• Task to complete: Track down each line that has the word "name" and copy it.

• Provided entries:
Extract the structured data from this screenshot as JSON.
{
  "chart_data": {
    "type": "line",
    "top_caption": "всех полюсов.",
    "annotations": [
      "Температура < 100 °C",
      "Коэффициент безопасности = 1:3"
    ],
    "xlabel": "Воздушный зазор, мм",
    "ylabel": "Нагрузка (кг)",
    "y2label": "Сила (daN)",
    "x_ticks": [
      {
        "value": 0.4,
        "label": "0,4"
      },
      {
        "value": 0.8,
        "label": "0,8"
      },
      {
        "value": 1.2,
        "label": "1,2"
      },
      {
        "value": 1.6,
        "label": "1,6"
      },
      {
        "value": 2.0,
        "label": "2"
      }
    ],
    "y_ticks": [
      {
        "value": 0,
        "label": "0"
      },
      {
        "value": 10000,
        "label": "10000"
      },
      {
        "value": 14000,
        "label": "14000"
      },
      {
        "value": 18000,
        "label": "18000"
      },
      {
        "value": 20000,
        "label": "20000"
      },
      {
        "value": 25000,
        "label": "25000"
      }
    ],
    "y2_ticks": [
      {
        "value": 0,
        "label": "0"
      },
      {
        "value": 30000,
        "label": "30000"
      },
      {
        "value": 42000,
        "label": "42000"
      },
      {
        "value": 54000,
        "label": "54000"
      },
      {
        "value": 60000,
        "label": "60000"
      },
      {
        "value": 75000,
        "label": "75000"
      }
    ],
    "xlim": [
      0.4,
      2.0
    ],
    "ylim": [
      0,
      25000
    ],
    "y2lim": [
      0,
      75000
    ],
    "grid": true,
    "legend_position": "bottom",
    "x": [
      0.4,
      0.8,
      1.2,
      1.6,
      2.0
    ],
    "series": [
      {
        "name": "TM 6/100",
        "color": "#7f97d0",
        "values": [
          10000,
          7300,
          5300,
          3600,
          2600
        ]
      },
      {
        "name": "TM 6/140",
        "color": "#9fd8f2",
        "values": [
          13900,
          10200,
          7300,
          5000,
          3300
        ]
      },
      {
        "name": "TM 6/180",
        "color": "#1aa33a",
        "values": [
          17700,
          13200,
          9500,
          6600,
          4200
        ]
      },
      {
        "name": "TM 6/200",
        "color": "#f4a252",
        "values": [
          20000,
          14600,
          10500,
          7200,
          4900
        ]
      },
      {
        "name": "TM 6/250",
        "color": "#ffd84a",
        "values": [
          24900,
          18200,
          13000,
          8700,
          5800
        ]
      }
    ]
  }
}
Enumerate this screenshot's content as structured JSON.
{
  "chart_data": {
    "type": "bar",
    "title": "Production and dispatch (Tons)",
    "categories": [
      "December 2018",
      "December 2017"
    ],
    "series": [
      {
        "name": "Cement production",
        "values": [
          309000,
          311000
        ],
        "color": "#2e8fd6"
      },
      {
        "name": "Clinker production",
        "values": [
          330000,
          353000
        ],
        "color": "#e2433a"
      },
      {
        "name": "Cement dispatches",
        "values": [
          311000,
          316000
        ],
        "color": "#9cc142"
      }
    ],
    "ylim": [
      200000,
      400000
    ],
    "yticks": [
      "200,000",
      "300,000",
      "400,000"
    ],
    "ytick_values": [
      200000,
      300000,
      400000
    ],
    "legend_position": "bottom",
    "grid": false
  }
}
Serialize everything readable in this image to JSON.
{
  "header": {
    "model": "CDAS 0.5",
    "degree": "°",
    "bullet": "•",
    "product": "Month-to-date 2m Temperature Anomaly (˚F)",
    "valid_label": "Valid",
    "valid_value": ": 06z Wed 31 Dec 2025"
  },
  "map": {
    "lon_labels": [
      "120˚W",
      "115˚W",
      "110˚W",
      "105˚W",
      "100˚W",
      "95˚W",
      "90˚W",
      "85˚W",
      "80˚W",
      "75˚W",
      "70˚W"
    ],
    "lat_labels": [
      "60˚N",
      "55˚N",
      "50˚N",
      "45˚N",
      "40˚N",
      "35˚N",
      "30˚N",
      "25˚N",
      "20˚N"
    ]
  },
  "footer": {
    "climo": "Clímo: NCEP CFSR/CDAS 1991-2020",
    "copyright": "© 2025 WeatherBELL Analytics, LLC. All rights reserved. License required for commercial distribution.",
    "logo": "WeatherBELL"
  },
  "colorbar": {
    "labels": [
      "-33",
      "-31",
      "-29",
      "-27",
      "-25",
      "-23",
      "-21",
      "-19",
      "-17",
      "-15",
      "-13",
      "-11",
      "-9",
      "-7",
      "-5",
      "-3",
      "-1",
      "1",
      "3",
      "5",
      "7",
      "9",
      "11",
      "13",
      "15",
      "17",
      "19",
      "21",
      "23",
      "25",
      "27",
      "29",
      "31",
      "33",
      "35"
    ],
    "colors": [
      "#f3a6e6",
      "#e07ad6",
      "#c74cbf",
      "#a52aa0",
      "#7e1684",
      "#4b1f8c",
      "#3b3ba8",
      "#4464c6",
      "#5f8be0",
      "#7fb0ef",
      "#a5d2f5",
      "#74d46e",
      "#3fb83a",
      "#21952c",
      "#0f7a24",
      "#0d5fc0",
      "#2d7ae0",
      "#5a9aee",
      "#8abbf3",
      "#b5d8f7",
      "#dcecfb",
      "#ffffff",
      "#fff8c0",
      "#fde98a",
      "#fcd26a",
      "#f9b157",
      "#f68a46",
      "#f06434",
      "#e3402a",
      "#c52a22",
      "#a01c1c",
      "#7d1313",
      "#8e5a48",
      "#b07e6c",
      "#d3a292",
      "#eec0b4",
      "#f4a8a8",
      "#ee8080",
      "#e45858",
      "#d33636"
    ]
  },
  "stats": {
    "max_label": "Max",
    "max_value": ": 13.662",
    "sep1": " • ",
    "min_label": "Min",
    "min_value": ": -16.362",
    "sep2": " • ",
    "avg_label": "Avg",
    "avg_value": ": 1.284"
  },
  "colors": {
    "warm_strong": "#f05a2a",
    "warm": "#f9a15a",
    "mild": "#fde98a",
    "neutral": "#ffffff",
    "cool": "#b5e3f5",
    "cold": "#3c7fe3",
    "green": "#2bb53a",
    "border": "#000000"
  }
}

• Answer:
        "name": "TM 6/100",
        "name": "TM 6/140",
        "name": "TM 6/180",
        "name": "TM 6/200",
        "name": "TM 6/250",
        "name": "Cement production",
        "name": "Clinker production",
        "name": "Cement dispatches",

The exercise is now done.